### Raw data ###
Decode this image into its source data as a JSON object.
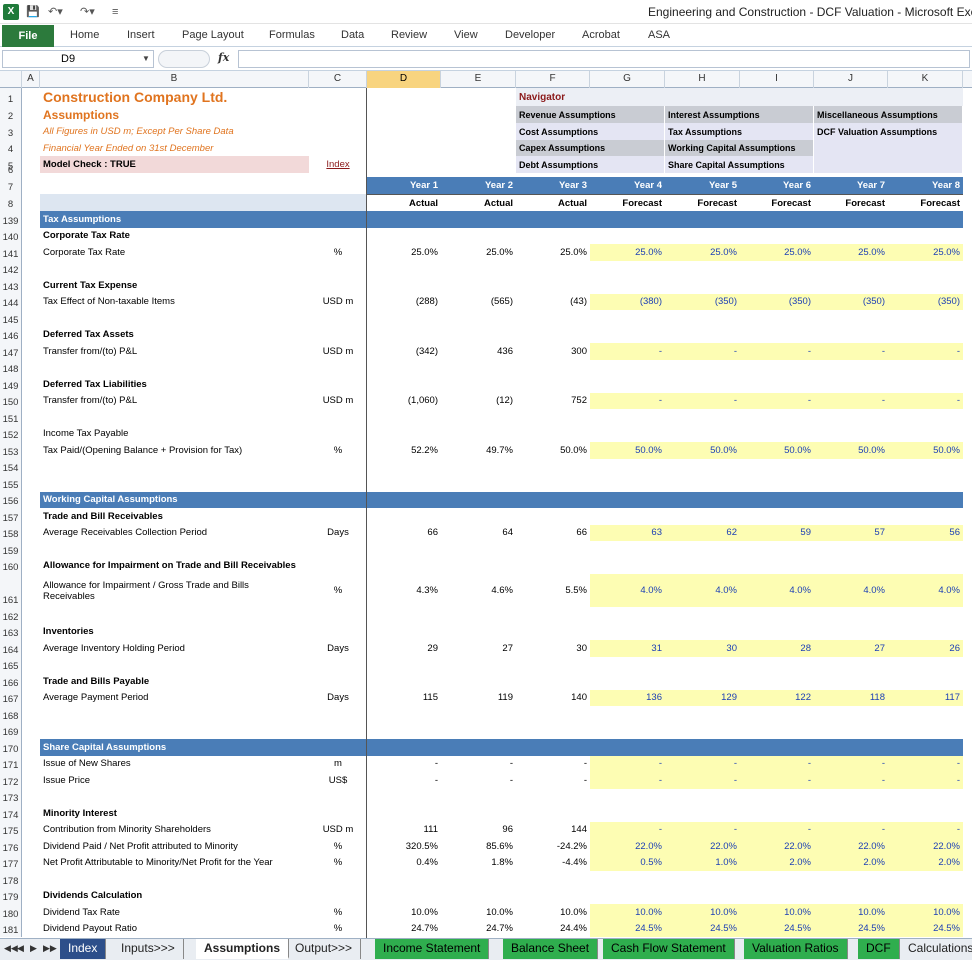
{
  "window": {
    "title": "Engineering and Construction - DCF Valuation  -  Microsoft Excel",
    "app_icon": "X",
    "quick_access": [
      "save-icon",
      "undo-icon",
      "redo-icon",
      "customize-icon"
    ]
  },
  "ribbon": {
    "file": "File",
    "tabs": [
      "Home",
      "Insert",
      "Page Layout",
      "Formulas",
      "Data",
      "Review",
      "View",
      "Developer",
      "Acrobat",
      "ASA"
    ]
  },
  "formula_bar": {
    "name_box": "D9",
    "fx": "fx",
    "value": ""
  },
  "columns": [
    "A",
    "B",
    "C",
    "D",
    "E",
    "F",
    "G",
    "H",
    "I",
    "J",
    "K"
  ],
  "selected_column": "D",
  "header": {
    "company": "Construction Company Ltd.",
    "subtitle": "Assumptions",
    "note1": "All Figures in USD m; Except Per Share Data",
    "note2": "Financial Year Ended on 31st December",
    "model_check": "Model Check : TRUE",
    "index_link": "Index",
    "navigator": "Navigator",
    "nav_items": [
      [
        "Revenue Assumptions",
        "Interest Assumptions",
        "Miscellaneous Assumptions"
      ],
      [
        "Cost Assumptions",
        "Tax Assumptions",
        "DCF Valuation Assumptions"
      ],
      [
        "Capex Assumptions",
        "Working Capital Assumptions",
        ""
      ],
      [
        "Debt Assumptions",
        "Share Capital Assumptions",
        ""
      ]
    ],
    "years": [
      "Year 1",
      "Year 2",
      "Year 3",
      "Year 4",
      "Year 5",
      "Year 6",
      "Year 7",
      "Year 8"
    ],
    "periods": [
      "Actual",
      "Actual",
      "Actual",
      "Forecast",
      "Forecast",
      "Forecast",
      "Forecast",
      "Forecast"
    ]
  },
  "rows": [
    {
      "n": "139",
      "type": "band",
      "label": "Tax Assumptions"
    },
    {
      "n": "140",
      "type": "heading",
      "label": "Corporate Tax Rate"
    },
    {
      "n": "141",
      "label": "Corporate Tax Rate",
      "unit": "%",
      "actual": [
        "25.0%",
        "25.0%",
        "25.0%"
      ],
      "forecast": [
        "25.0%",
        "25.0%",
        "25.0%",
        "25.0%",
        "25.0%"
      ]
    },
    {
      "n": "142"
    },
    {
      "n": "143",
      "type": "heading",
      "label": "Current Tax Expense"
    },
    {
      "n": "144",
      "label": "Tax Effect of Non-taxable Items",
      "unit": "USD m",
      "actual": [
        "(288)",
        "(565)",
        "(43)"
      ],
      "forecast": [
        "(380)",
        "(350)",
        "(350)",
        "(350)",
        "(350)"
      ]
    },
    {
      "n": "145"
    },
    {
      "n": "146",
      "type": "heading",
      "label": "Deferred Tax Assets"
    },
    {
      "n": "147",
      "label": "Transfer from/(to) P&L",
      "unit": "USD m",
      "actual": [
        "(342)",
        "436",
        "300"
      ],
      "forecast": [
        "-",
        "-",
        "-",
        "-",
        "-"
      ]
    },
    {
      "n": "148"
    },
    {
      "n": "149",
      "type": "heading",
      "label": "Deferred Tax Liabilities"
    },
    {
      "n": "150",
      "label": "Transfer from/(to) P&L",
      "unit": "USD m",
      "actual": [
        "(1,060)",
        "(12)",
        "752"
      ],
      "forecast": [
        "-",
        "-",
        "-",
        "-",
        "-"
      ]
    },
    {
      "n": "151"
    },
    {
      "n": "152",
      "label": "Income Tax Payable"
    },
    {
      "n": "153",
      "label": "Tax Paid/(Opening Balance + Provision for Tax)",
      "unit": "%",
      "actual": [
        "52.2%",
        "49.7%",
        "50.0%"
      ],
      "forecast": [
        "50.0%",
        "50.0%",
        "50.0%",
        "50.0%",
        "50.0%"
      ]
    },
    {
      "n": "154"
    },
    {
      "n": "155"
    },
    {
      "n": "156",
      "type": "band",
      "label": "Working Capital Assumptions"
    },
    {
      "n": "157",
      "type": "heading",
      "label": "Trade and Bill Receivables"
    },
    {
      "n": "158",
      "label": "Average Receivables Collection Period",
      "unit": "Days",
      "actual": [
        "66",
        "64",
        "66"
      ],
      "forecast": [
        "63",
        "62",
        "59",
        "57",
        "56"
      ]
    },
    {
      "n": "159"
    },
    {
      "n": "160",
      "type": "heading",
      "label": "Allowance for Impairment on Trade and Bill Receivables"
    },
    {
      "n": "161",
      "tall": true,
      "label": "Allowance for Impairment / Gross Trade and Bills",
      "label2": "Receivables",
      "unit": "%",
      "actual": [
        "4.3%",
        "4.6%",
        "5.5%"
      ],
      "forecast": [
        "4.0%",
        "4.0%",
        "4.0%",
        "4.0%",
        "4.0%"
      ]
    },
    {
      "n": "162"
    },
    {
      "n": "163",
      "type": "heading",
      "label": "Inventories"
    },
    {
      "n": "164",
      "label": "Average Inventory Holding Period",
      "unit": "Days",
      "actual": [
        "29",
        "27",
        "30"
      ],
      "forecast": [
        "31",
        "30",
        "28",
        "27",
        "26"
      ]
    },
    {
      "n": "165"
    },
    {
      "n": "166",
      "type": "heading",
      "label": "Trade and Bills Payable"
    },
    {
      "n": "167",
      "label": "Average Payment Period",
      "unit": "Days",
      "actual": [
        "115",
        "119",
        "140"
      ],
      "forecast": [
        "136",
        "129",
        "122",
        "118",
        "117"
      ]
    },
    {
      "n": "168"
    },
    {
      "n": "169"
    },
    {
      "n": "170",
      "type": "band",
      "label": "Share Capital Assumptions"
    },
    {
      "n": "171",
      "label": "Issue of New Shares",
      "unit": "m",
      "actual": [
        "-",
        "-",
        "-"
      ],
      "forecast": [
        "-",
        "-",
        "-",
        "-",
        "-"
      ]
    },
    {
      "n": "172",
      "label": "Issue Price",
      "unit": "US$",
      "actual": [
        "-",
        "-",
        "-"
      ],
      "forecast": [
        "-",
        "-",
        "-",
        "-",
        "-"
      ]
    },
    {
      "n": "173"
    },
    {
      "n": "174",
      "type": "heading",
      "label": "Minority Interest"
    },
    {
      "n": "175",
      "label": "Contribution from Minority Shareholders",
      "unit": "USD m",
      "actual": [
        "111",
        "96",
        "144"
      ],
      "forecast": [
        "-",
        "-",
        "-",
        "-",
        "-"
      ]
    },
    {
      "n": "176",
      "label": "Dividend Paid / Net Profit attributed to Minority",
      "unit": "%",
      "actual": [
        "320.5%",
        "85.6%",
        "-24.2%"
      ],
      "forecast": [
        "22.0%",
        "22.0%",
        "22.0%",
        "22.0%",
        "22.0%"
      ]
    },
    {
      "n": "177",
      "label": "Net Profit Attributable to Minority/Net Profit for the Year",
      "unit": "%",
      "actual": [
        "0.4%",
        "1.8%",
        "-4.4%"
      ],
      "forecast": [
        "0.5%",
        "1.0%",
        "2.0%",
        "2.0%",
        "2.0%"
      ]
    },
    {
      "n": "178"
    },
    {
      "n": "179",
      "type": "heading",
      "label": "Dividends Calculation"
    },
    {
      "n": "180",
      "label": "Dividend Tax Rate",
      "unit": "%",
      "actual": [
        "10.0%",
        "10.0%",
        "10.0%"
      ],
      "forecast": [
        "10.0%",
        "10.0%",
        "10.0%",
        "10.0%",
        "10.0%"
      ]
    },
    {
      "n": "181",
      "label": "Dividend Payout Ratio",
      "unit": "%",
      "actual": [
        "24.7%",
        "24.7%",
        "24.4%"
      ],
      "forecast": [
        "24.5%",
        "24.5%",
        "24.5%",
        "24.5%",
        "24.5%"
      ]
    }
  ],
  "sheet_nav": [
    "first-sheet-icon",
    "prev-sheet-icon",
    "next-sheet-icon",
    "last-sheet-icon"
  ],
  "sheet_tabs": [
    {
      "label": "Index",
      "style": "navy"
    },
    {
      "label": "Inputs>>>",
      "style": "plain"
    },
    {
      "label": "Assumptions",
      "style": "active"
    },
    {
      "label": "Output>>>",
      "style": "plain"
    },
    {
      "label": "Income Statement",
      "style": "green"
    },
    {
      "label": "Balance Sheet",
      "style": "green"
    },
    {
      "label": "Cash Flow Statement",
      "style": "green"
    },
    {
      "label": "Valuation Ratios",
      "style": "green"
    },
    {
      "label": "DCF",
      "style": "green"
    },
    {
      "label": "Calculations:",
      "style": "plain"
    }
  ],
  "colors": {
    "band": "#4a7db7",
    "input_fill": "#fdfdb3",
    "input_text": "#1c3fb5",
    "title_orange": "#e0741f",
    "file_green": "#2c7a3c"
  }
}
###
■ Task brief
Extract from the material all lines containing the string "Payable".

■ Reply to the task
      "label": "Income Tax Payable"
      "label": "Trade and Bills Payable"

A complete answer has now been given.